(Data extracted from a collection)
□ □ □ □ □ □ □
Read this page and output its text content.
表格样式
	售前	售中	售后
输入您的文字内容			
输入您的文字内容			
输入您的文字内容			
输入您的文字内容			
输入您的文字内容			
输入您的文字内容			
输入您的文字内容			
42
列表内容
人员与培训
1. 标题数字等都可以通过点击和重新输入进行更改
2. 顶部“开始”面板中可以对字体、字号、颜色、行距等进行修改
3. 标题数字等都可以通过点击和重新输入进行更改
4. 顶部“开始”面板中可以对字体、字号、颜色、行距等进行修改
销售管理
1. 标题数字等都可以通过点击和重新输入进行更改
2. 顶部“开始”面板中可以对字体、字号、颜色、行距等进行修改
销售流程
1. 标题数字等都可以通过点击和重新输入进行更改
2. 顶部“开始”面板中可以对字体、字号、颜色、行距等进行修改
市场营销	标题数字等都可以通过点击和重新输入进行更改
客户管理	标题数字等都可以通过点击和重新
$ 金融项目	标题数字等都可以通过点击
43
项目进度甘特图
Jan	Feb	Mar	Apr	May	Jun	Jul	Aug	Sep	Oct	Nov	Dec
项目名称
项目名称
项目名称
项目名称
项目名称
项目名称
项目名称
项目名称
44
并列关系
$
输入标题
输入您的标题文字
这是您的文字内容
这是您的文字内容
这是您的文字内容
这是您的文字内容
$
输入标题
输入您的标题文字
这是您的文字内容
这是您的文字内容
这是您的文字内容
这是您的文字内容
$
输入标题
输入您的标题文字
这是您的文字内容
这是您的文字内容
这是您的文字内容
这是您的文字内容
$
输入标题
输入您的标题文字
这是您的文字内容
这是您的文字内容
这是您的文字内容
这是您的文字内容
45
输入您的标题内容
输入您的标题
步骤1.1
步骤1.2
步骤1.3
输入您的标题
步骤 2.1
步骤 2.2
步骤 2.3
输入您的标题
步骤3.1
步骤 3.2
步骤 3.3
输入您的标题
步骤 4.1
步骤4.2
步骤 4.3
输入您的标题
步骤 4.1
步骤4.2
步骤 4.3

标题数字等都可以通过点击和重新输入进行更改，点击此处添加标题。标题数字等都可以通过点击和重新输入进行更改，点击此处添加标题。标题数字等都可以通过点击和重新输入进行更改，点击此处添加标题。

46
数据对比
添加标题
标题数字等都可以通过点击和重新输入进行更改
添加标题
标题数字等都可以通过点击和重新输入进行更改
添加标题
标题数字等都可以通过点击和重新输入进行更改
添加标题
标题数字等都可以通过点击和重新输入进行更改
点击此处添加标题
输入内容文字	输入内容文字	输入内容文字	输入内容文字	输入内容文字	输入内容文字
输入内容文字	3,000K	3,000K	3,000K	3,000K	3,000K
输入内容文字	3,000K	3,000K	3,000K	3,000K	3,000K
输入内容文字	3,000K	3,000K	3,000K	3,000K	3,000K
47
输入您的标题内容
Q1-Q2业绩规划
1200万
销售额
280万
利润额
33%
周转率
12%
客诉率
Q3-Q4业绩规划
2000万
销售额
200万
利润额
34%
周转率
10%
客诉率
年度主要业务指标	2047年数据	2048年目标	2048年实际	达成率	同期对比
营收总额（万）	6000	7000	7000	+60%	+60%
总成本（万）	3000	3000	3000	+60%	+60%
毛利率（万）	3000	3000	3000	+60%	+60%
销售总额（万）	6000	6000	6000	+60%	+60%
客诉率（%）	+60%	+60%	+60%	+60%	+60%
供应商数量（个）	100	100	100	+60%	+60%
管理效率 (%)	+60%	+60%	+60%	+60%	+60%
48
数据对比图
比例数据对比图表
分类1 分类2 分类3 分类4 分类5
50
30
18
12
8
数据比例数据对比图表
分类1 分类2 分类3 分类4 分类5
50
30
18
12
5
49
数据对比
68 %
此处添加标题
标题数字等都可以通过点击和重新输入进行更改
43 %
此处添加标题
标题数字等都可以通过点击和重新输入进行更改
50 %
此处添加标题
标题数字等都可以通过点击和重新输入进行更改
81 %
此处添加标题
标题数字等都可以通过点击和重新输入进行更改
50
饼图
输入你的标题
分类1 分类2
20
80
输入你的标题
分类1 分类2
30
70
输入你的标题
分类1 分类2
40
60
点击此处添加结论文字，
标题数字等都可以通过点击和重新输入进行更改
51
□ □ □ □ □ □ □
Return every record, word for word.

Read this page and output its text content.
表格样式
	售前	售中	售后
输入您的文字内容			
输入您的文字内容			
输入您的文字内容			
输入您的文字内容			
输入您的文字内容			
输入您的文字内容			
输入您的文字内容			
42
列表内容
人员与培训
1. 标题数字等都可以通过点击和重新输入进行更改
2. 顶部“开始”面板中可以对字体、字号、颜色、行距等进行修改
3. 标题数字等都可以通过点击和重新输入进行更改
4. 顶部“开始”面板中可以对字体、字号、颜色、行距等进行修改
销售管理
1. 标题数字等都可以通过点击和重新输入进行更改
2. 顶部“开始”面板中可以对字体、字号、颜色、行距等进行修改
销售流程
1. 标题数字等都可以通过点击和重新输入进行更改
2. 顶部“开始”面板中可以对字体、字号、颜色、行距等进行修改
市场营销	标题数字等都可以通过点击和重新输入进行更改
客户管理	标题数字等都可以通过点击和重新
$ 金融项目	标题数字等都可以通过点击
43
项目进度甘特图
Jan	Feb	Mar	Apr	May	Jun	Jul	Aug	Sep	Oct	Nov	Dec
项目名称
项目名称
项目名称
项目名称
项目名称
项目名称
项目名称
项目名称
44
并列关系
$
输入标题
输入您的标题文字
这是您的文字内容
这是您的文字内容
这是您的文字内容
这是您的文字内容
$
输入标题
输入您的标题文字
这是您的文字内容
这是您的文字内容
这是您的文字内容
这是您的文字内容
$
输入标题
输入您的标题文字
这是您的文字内容
这是您的文字内容
这是您的文字内容
这是您的文字内容
$
输入标题
输入您的标题文字
这是您的文字内容
这是您的文字内容
这是您的文字内容
这是您的文字内容
45
输入您的标题内容
输入您的标题
步骤1.1
步骤1.2
步骤1.3
输入您的标题
步骤 2.1
步骤 2.2
步骤 2.3
输入您的标题
步骤3.1
步骤 3.2
步骤 3.3
输入您的标题
步骤 4.1
步骤4.2
步骤 4.3
输入您的标题
步骤 4.1
步骤4.2
步骤 4.3

标题数字等都可以通过点击和重新输入进行更改，点击此处添加标题。标题数字等都可以通过点击和重新输入进行更改，点击此处添加标题。标题数字等都可以通过点击和重新输入进行更改，点击此处添加标题。

46
数据对比
添加标题
标题数字等都可以通过点击和重新输入进行更改
添加标题
标题数字等都可以通过点击和重新输入进行更改
添加标题
标题数字等都可以通过点击和重新输入进行更改
添加标题
标题数字等都可以通过点击和重新输入进行更改
点击此处添加标题
输入内容文字	输入内容文字	输入内容文字	输入内容文字	输入内容文字	输入内容文字
输入内容文字	3,000K	3,000K	3,000K	3,000K	3,000K
输入内容文字	3,000K	3,000K	3,000K	3,000K	3,000K
输入内容文字	3,000K	3,000K	3,000K	3,000K	3,000K
47
输入您的标题内容
Q1-Q2业绩规划
1200万
销售额
280万
利润额
33%
周转率
12%
客诉率
Q3-Q4业绩规划
2000万
销售额
200万
利润额
34%
周转率
10%
客诉率
年度主要业务指标	2047年数据	2048年目标	2048年实际	达成率	同期对比
营收总额（万）	6000	7000	7000	+60%	+60%
总成本（万）	3000	3000	3000	+60%	+60%
毛利率（万）	3000	3000	3000	+60%	+60%
销售总额（万）	6000	6000	6000	+60%	+60%
客诉率（%）	+60%	+60%	+60%	+60%	+60%
供应商数量（个）	100	100	100	+60%	+60%
管理效率 (%)	+60%	+60%	+60%	+60%	+60%
48
数据对比图
比例数据对比图表
分类1 分类2 分类3 分类4 分类5
50
30
18
12
8
数据比例数据对比图表
分类1 分类2 分类3 分类4 分类5
50
30
18
12
5
49
数据对比
68 %
此处添加标题
标题数字等都可以通过点击和重新输入进行更改
43 %
此处添加标题
标题数字等都可以通过点击和重新输入进行更改
50 %
此处添加标题
标题数字等都可以通过点击和重新输入进行更改
81 %
此处添加标题
标题数字等都可以通过点击和重新输入进行更改
50
饼图
输入你的标题
分类1 分类2
20
80
输入你的标题
分类1 分类2
30
70
输入你的标题
分类1 分类2
40
60
点击此处添加结论文字，
标题数字等都可以通过点击和重新输入进行更改
51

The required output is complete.